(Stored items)

------------------------------------------------------------

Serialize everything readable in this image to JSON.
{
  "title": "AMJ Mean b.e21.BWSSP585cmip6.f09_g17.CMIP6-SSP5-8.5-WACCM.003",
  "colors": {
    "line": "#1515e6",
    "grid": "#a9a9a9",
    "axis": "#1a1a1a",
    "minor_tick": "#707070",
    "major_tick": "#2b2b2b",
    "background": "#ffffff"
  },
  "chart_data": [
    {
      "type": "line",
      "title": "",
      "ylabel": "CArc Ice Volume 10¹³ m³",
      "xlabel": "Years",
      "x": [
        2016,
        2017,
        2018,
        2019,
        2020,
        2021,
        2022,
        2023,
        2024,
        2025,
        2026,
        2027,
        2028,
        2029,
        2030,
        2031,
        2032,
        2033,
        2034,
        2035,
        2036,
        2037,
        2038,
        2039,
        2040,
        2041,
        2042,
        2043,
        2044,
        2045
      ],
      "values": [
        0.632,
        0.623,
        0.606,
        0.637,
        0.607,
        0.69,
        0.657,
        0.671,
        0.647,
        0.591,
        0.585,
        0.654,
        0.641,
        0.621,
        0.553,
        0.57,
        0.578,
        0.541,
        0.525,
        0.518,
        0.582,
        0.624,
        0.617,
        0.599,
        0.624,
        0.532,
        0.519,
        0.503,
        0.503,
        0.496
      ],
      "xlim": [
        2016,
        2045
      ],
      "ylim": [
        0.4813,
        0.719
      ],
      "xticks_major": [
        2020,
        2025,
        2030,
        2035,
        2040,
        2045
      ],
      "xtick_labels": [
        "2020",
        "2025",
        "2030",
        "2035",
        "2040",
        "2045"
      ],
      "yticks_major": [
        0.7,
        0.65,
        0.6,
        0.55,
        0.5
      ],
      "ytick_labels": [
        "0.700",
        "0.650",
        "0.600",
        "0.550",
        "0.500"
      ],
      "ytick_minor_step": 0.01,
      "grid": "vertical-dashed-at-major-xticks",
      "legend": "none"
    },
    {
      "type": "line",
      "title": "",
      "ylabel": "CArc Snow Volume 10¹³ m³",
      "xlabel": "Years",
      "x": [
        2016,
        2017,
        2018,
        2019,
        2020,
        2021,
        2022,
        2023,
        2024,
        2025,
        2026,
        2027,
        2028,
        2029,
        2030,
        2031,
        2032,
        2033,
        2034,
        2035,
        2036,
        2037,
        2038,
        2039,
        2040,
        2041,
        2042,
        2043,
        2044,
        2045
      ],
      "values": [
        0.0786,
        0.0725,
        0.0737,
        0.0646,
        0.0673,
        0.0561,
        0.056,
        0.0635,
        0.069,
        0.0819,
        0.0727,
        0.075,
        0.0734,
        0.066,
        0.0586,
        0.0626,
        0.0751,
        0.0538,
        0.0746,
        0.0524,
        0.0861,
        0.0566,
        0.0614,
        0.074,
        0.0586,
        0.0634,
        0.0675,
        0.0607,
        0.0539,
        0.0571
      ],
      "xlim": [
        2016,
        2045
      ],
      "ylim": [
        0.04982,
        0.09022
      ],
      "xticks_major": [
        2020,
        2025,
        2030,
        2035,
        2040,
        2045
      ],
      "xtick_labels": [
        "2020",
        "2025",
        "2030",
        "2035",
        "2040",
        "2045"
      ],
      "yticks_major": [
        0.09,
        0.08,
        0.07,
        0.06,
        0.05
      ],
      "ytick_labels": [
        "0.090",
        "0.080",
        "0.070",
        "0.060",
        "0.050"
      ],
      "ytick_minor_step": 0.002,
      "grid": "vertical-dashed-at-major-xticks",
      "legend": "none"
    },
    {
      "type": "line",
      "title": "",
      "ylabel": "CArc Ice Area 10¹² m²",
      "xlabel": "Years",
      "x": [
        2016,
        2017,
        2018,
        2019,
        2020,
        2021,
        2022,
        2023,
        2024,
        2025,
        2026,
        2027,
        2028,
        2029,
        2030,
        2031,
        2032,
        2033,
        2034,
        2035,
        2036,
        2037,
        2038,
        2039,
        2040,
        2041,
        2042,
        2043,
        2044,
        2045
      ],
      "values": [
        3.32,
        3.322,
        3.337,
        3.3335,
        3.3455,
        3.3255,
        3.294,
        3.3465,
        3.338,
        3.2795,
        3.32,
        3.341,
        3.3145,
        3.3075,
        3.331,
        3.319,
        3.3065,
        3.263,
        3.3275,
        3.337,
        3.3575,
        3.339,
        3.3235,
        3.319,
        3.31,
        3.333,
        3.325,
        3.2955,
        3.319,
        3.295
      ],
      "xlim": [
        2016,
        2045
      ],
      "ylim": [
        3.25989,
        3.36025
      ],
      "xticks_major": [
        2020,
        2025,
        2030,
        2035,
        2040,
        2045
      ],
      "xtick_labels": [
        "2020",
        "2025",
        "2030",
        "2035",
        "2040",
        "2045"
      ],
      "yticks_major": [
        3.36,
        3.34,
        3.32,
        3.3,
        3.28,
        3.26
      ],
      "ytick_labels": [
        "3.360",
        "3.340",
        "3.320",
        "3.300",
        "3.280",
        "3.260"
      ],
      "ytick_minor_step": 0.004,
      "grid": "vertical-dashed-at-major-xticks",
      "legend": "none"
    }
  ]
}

------------------------------------------------------------

- _What you have to do_
Copy the material above back out, exactly as written.

- _Answer_
Serialize everything readable in this image to JSON.
{
  "title": "AMJ Mean b.e21.BWSSP585cmip6.f09_g17.CMIP6-SSP5-8.5-WACCM.003",
  "colors": {
    "line": "#1515e6",
    "grid": "#a9a9a9",
    "axis": "#1a1a1a",
    "minor_tick": "#707070",
    "major_tick": "#2b2b2b",
    "background": "#ffffff"
  },
  "chart_data": [
    {
      "type": "line",
      "title": "",
      "ylabel": "CArc Ice Volume 10¹³ m³",
      "xlabel": "Years",
      "x": [
        2016,
        2017,
        2018,
        2019,
        2020,
        2021,
        2022,
        2023,
        2024,
        2025,
        2026,
        2027,
        2028,
        2029,
        2030,
        2031,
        2032,
        2033,
        2034,
        2035,
        2036,
        2037,
        2038,
        2039,
        2040,
        2041,
        2042,
        2043,
        2044,
        2045
      ],
      "values": [
        0.632,
        0.623,
        0.606,
        0.637,
        0.607,
        0.69,
        0.657,
        0.671,
        0.647,
        0.591,
        0.585,
        0.654,
        0.641,
        0.621,
        0.553,
        0.57,
        0.578,
        0.541,
        0.525,
        0.518,
        0.582,
        0.624,
        0.617,
        0.599,
        0.624,
        0.532,
        0.519,
        0.503,
        0.503,
        0.496
      ],
      "xlim": [
        2016,
        2045
      ],
      "ylim": [
        0.4813,
        0.719
      ],
      "xticks_major": [
        2020,
        2025,
        2030,
        2035,
        2040,
        2045
      ],
      "xtick_labels": [
        "2020",
        "2025",
        "2030",
        "2035",
        "2040",
        "2045"
      ],
      "yticks_major": [
        0.7,
        0.65,
        0.6,
        0.55,
        0.5
      ],
      "ytick_labels": [
        "0.700",
        "0.650",
        "0.600",
        "0.550",
        "0.500"
      ],
      "ytick_minor_step": 0.01,
      "grid": "vertical-dashed-at-major-xticks",
      "legend": "none"
    },
    {
      "type": "line",
      "title": "",
      "ylabel": "CArc Snow Volume 10¹³ m³",
      "xlabel": "Years",
      "x": [
        2016,
        2017,
        2018,
        2019,
        2020,
        2021,
        2022,
        2023,
        2024,
        2025,
        2026,
        2027,
        2028,
        2029,
        2030,
        2031,
        2032,
        2033,
        2034,
        2035,
        2036,
        2037,
        2038,
        2039,
        2040,
        2041,
        2042,
        2043,
        2044,
        2045
      ],
      "values": [
        0.0786,
        0.0725,
        0.0737,
        0.0646,
        0.0673,
        0.0561,
        0.056,
        0.0635,
        0.069,
        0.0819,
        0.0727,
        0.075,
        0.0734,
        0.066,
        0.0586,
        0.0626,
        0.0751,
        0.0538,
        0.0746,
        0.0524,
        0.0861,
        0.0566,
        0.0614,
        0.074,
        0.0586,
        0.0634,
        0.0675,
        0.0607,
        0.0539,
        0.0571
      ],
      "xlim": [
        2016,
        2045
      ],
      "ylim": [
        0.04982,
        0.09022
      ],
      "xticks_major": [
        2020,
        2025,
        2030,
        2035,
        2040,
        2045
      ],
      "xtick_labels": [
        "2020",
        "2025",
        "2030",
        "2035",
        "2040",
        "2045"
      ],
      "yticks_major": [
        0.09,
        0.08,
        0.07,
        0.06,
        0.05
      ],
      "ytick_labels": [
        "0.090",
        "0.080",
        "0.070",
        "0.060",
        "0.050"
      ],
      "ytick_minor_step": 0.002,
      "grid": "vertical-dashed-at-major-xticks",
      "legend": "none"
    },
    {
      "type": "line",
      "title": "",
      "ylabel": "CArc Ice Area 10¹² m²",
      "xlabel": "Years",
      "x": [
        2016,
        2017,
        2018,
        2019,
        2020,
        2021,
        2022,
        2023,
        2024,
        2025,
        2026,
        2027,
        2028,
        2029,
        2030,
        2031,
        2032,
        2033,
        2034,
        2035,
        2036,
        2037,
        2038,
        2039,
        2040,
        2041,
        2042,
        2043,
        2044,
        2045
      ],
      "values": [
        3.32,
        3.322,
        3.337,
        3.3335,
        3.3455,
        3.3255,
        3.294,
        3.3465,
        3.338,
        3.2795,
        3.32,
        3.341,
        3.3145,
        3.3075,
        3.331,
        3.319,
        3.3065,
        3.263,
        3.3275,
        3.337,
        3.3575,
        3.339,
        3.3235,
        3.319,
        3.31,
        3.333,
        3.325,
        3.2955,
        3.319,
        3.295
      ],
      "xlim": [
        2016,
        2045
      ],
      "ylim": [
        3.25989,
        3.36025
      ],
      "xticks_major": [
        2020,
        2025,
        2030,
        2035,
        2040,
        2045
      ],
      "xtick_labels": [
        "2020",
        "2025",
        "2030",
        "2035",
        "2040",
        "2045"
      ],
      "yticks_major": [
        3.36,
        3.34,
        3.32,
        3.3,
        3.28,
        3.26
      ],
      "ytick_labels": [
        "3.360",
        "3.340",
        "3.320",
        "3.300",
        "3.280",
        "3.260"
      ],
      "ytick_minor_step": 0.004,
      "grid": "vertical-dashed-at-major-xticks",
      "legend": "none"
    }
  ]
}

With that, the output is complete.